Passage:

>> start

Yes I've listened to all of Beethoven sonatas. I agree, that sonata is largely an exception. I was speaking in generalities when I typed the OP.


----------



## Sid James (Feb 7, 2009)

*Camille Saint-Saens* (c19th, French)

_Strengths_ - Combining Germanic rigour with French finesse and polish. His music can be described as the best of both worlds. It can be very expressive and his melodies have a tendency to stick in the mind long after the listener has heard them. A main player in the Romantic movement (eg. friend of Liszt & others, he also knew Elgar), a big supporter of new French music & in his final years wrote some chamber music that was largely in line with the emerging neo-classical style. Also a great pianist and admired arranger in his time.

_Weaknesses_ - A bit like Mendelssohn, many accuse him of lacking depth. Mendelssohn is often compared to say Beethoven or Schumann, Saint-Saens' bugbear is Berlioz. They're always pitted against eachother and in our era valuing the sheer force of expression, no holds barred emotion, Berlioz wins (whereas in the inter-war years, Saint-Saens was probably seen more highly). I have been among those to accuse him of changing from being a radical when young to a conservative by the time he got old, but in truth I think he was kind of an unaknowledged influence on the neo-classicists (it wouldn't have looked good for the bright young things in Paris to admit to being influenced by an old crumudgeonly guy in his eighties)...


----------



## Sid James (Feb 7, 2009)

*Arvo Part* (c20th, Baltic/East European)

_Strengths_ - The ringing bell-like harmonies (tintinnabulation) sounds quite rich but still modern and restrained. His music can be very relaxing in terms of him bringing back sounds of ancient church musics. Minimalism with a strong spiritual aspect, not just repetition for it's own sake. He's a very good writer for choir, his choral music is a staple of the contemporary repertoire.

_Weaknesses_ - A lot of his music can sound kind of the same. His style has not changed, or changed much, over the last 30 or more years. His music has been so influential, esp. amongst other Baltic & East European composers, that it's been much copied and become kind of a cliche (although this isn't exactly his fault)...


----------



## Lukecash12 (Sep 21, 2009)

violadude said:


> Weakness: However, I think with a few exceptions, he didn't have a very good handle on larger forms. I think this mainly has to do with (my opinion) that he wasn't very good at developing themes. His themes are wonderful, but he has a hard time knowing what to do with them if the pieces lasts longer than 5-6 minutes. Sometimes too, his music sounds a bit meandering to me. A lot of it doesn't have very strong directional force.


I would have to agree with you there, regardless of my admiration for Schumann. The cello concerto in A minor, for example, doesn't mature much and give us very varied themes with the same melody. It didn't need to be like a set of variations, but then again it did in some ways.

>> end

Given information:
>> start

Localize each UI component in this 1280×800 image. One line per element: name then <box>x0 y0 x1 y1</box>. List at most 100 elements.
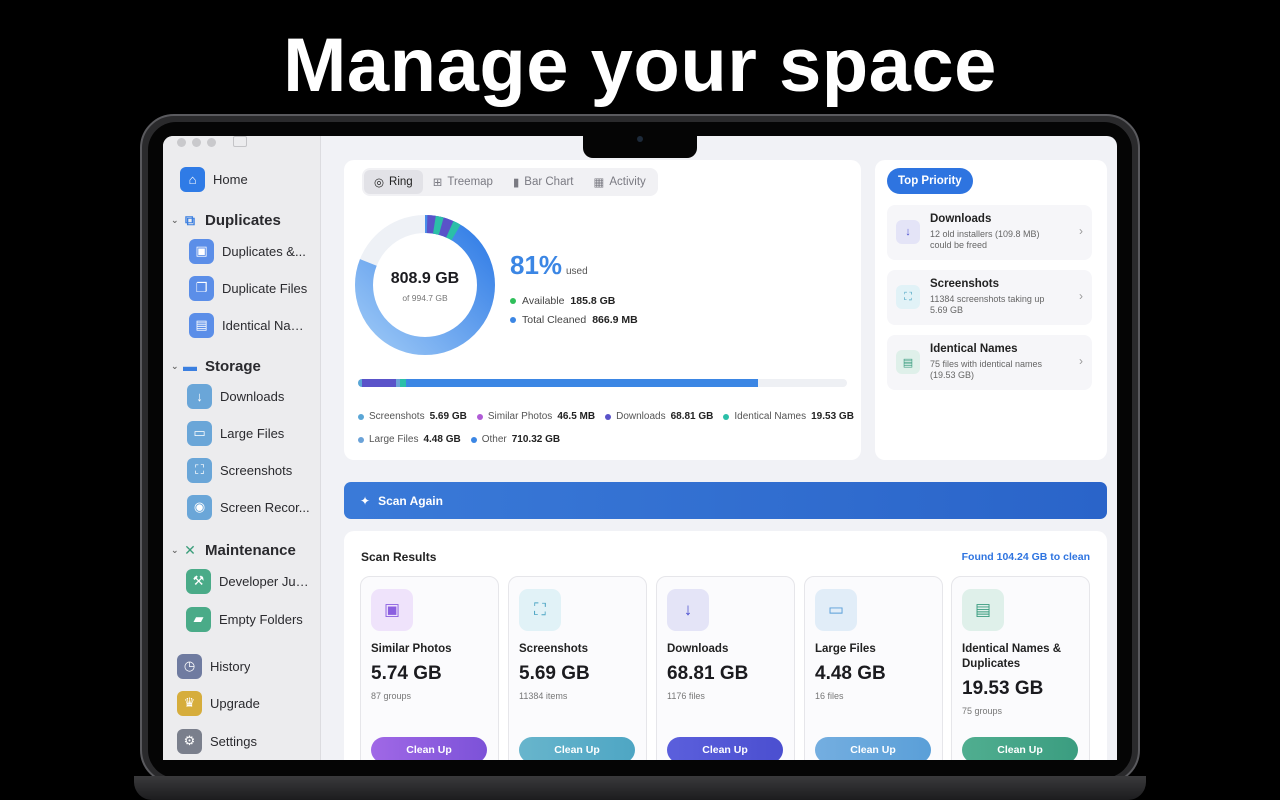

>> end

Exercise instructions:
Could you continue the forum thread about composers' strengths and weaknesses from where it stops?

Result of the task:
----------



## StlukesguildOhio (Dec 25, 2006)

It would seem to me that many of the aspects that one listener may term as a "weakness" may be defined as a "strength" by another. Some might bristle ever so much at Beethoven's imagined "vulgarity"... while another may fully embrace his balls out audacity. Some might dismiss Mendelssohn or Mozart or a majority of Italian opera as "lightweight" while another might be enamored of the _joie de vivre_ and the playfulness and argue that Bach and Brahms might have done well to have learned from such examples. (I have long suspected that the Beethoven/Romantic fanboys never dismiss Bach in the same manner that they might dismiss Mozart and Haydn... or even the other Baroque composers... especially poor Vivaldi... for the simple reason that there is no way one might suggest Bach is a "lightweight"... in terms of emotion or musical complexity). Even looking to Schubert... who lacked the formal musical education and the virtuosity of Mozart or Beethoven... I find that what one might call a weakness could just as likely be a strength. Schubert's piano sonatas lack the complexity and virtuosity of Beethoven... but as a result they exude the most marvelous lyrical simplicity... albeit a deceptive simplicity.


----------



## Lukecash12 (Sep 21, 2009)

HerlockSholmes said:


> *Bach*
> 
> *Strengths:* Bach's music represents the absolute ultimate achievement ever reached in the history of absolute musical perfection. He was the greatest master of counterpoint. One only needs to listen to one of Bach's triple fugues to see that no such genius ever existed or will ever exist again in history. And that's nothing compared to the perfection and beauty that is called Contrapunctus XIV, i.e. the most monumental achievement in the history of music and one of the most monumental achievements in the history of humanity (alongside Newton's development of Calculus, Michelangelo's sculptures, etc etc).
> 
> ...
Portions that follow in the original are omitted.